━━━ Data

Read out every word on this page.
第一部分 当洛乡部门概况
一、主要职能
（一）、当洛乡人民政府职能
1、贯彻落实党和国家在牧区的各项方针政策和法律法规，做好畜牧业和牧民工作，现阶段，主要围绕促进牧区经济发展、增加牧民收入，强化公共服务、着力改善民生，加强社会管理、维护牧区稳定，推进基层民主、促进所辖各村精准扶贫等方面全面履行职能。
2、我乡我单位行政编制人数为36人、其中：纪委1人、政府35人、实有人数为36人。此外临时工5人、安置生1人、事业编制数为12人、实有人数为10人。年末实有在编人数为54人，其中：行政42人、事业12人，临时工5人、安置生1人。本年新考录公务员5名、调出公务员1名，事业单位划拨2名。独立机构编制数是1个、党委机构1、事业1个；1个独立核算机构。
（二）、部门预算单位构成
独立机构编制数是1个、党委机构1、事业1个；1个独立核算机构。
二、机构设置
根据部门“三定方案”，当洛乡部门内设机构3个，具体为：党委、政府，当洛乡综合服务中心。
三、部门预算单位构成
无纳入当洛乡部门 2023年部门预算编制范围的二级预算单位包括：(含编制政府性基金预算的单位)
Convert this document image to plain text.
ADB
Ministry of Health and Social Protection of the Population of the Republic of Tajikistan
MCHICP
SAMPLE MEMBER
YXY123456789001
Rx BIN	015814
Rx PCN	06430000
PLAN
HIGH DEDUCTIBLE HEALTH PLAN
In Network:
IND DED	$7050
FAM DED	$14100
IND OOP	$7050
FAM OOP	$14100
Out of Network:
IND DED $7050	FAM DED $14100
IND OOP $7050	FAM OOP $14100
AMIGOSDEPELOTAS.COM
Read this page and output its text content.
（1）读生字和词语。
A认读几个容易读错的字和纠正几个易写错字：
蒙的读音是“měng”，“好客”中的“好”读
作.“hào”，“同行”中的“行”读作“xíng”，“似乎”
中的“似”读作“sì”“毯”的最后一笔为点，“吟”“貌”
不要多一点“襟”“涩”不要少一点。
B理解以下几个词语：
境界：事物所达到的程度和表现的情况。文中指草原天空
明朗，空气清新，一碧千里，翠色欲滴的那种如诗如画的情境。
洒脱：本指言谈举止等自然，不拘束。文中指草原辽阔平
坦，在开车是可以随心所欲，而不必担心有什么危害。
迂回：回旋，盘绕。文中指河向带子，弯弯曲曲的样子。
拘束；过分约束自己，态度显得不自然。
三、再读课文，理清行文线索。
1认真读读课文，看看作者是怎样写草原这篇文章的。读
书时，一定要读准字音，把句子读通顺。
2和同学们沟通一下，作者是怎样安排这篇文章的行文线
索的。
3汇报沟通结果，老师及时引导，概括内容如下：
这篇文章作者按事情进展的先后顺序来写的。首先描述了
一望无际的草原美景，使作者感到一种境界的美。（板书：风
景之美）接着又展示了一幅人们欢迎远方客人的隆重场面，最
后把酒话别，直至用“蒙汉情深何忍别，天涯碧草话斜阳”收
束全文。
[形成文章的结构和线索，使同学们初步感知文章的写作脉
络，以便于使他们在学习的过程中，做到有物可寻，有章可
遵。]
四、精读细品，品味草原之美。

━━━━━━

- **Exercise objective**
Quote each line of the data above exactly as written.

- **The output**
Read out every word on this page.
第一部分 当洛乡部门概况
一、主要职能
（一）、当洛乡人民政府职能
1、贯彻落实党和国家在牧区的各项方针政策和法律法规，做好畜牧业和牧民工作，现阶段，主要围绕促进牧区经济发展、增加牧民收入，强化公共服务、着力改善民生，加强社会管理、维护牧区稳定，推进基层民主、促进所辖各村精准扶贫等方面全面履行职能。
2、我乡我单位行政编制人数为36人、其中：纪委1人、政府35人、实有人数为36人。此外临时工5人、安置生1人、事业编制数为12人、实有人数为10人。年末实有在编人数为54人，其中：行政42人、事业12人，临时工5人、安置生1人。本年新考录公务员5名、调出公务员1名，事业单位划拨2名。独立机构编制数是1个、党委机构1、事业1个；1个独立核算机构。
（二）、部门预算单位构成
独立机构编制数是1个、党委机构1、事业1个；1个独立核算机构。
二、机构设置
根据部门“三定方案”，当洛乡部门内设机构3个，具体为：党委、政府，当洛乡综合服务中心。
三、部门预算单位构成
无纳入当洛乡部门 2023年部门预算编制范围的二级预算单位包括：(含编制政府性基金预算的单位)
Convert this document image to plain text.
ADB
Ministry of Health and Social Protection of the Population of the Republic of Tajikistan
MCHICP
SAMPLE MEMBER
YXY123456789001
Rx BIN	015814
Rx PCN	06430000
PLAN
HIGH DEDUCTIBLE HEALTH PLAN
In Network:
IND DED	$7050
FAM DED	$14100
IND OOP	$7050
FAM OOP	$14100
Out of Network:
IND DED $7050	FAM DED $14100
IND OOP $7050	FAM OOP $14100
AMIGOSDEPELOTAS.COM
Read this page and output its text content.
（1）读生字和词语。
A认读几个容易读错的字和纠正几个易写错字：
蒙的读音是“měng”，“好客”中的“好”读
作.“hào”，“同行”中的“行”读作“xíng”，“似乎”
中的“似”读作“sì”“毯”的最后一笔为点，“吟”“貌”
不要多一点“襟”“涩”不要少一点。
B理解以下几个词语：
境界：事物所达到的程度和表现的情况。文中指草原天空
明朗，空气清新，一碧千里，翠色欲滴的那种如诗如画的情境。
洒脱：本指言谈举止等自然，不拘束。文中指草原辽阔平
坦，在开车是可以随心所欲，而不必担心有什么危害。
迂回：回旋，盘绕。文中指河向带子，弯弯曲曲的样子。
拘束；过分约束自己，态度显得不自然。
三、再读课文，理清行文线索。
1认真读读课文，看看作者是怎样写草原这篇文章的。读
书时，一定要读准字音，把句子读通顺。
2和同学们沟通一下，作者是怎样安排这篇文章的行文线
索的。
3汇报沟通结果，老师及时引导，概括内容如下：
这篇文章作者按事情进展的先后顺序来写的。首先描述了
一望无际的草原美景，使作者感到一种境界的美。（板书：风
景之美）接着又展示了一幅人们欢迎远方客人的隆重场面，最
后把酒话别，直至用“蒙汉情深何忍别，天涯碧草话斜阳”收
束全文。
[形成文章的结构和线索，使同学们初步感知文章的写作脉
络，以便于使他们在学习的过程中，做到有物可寻，有章可
遵。]
四、精读细品，品味草原之美。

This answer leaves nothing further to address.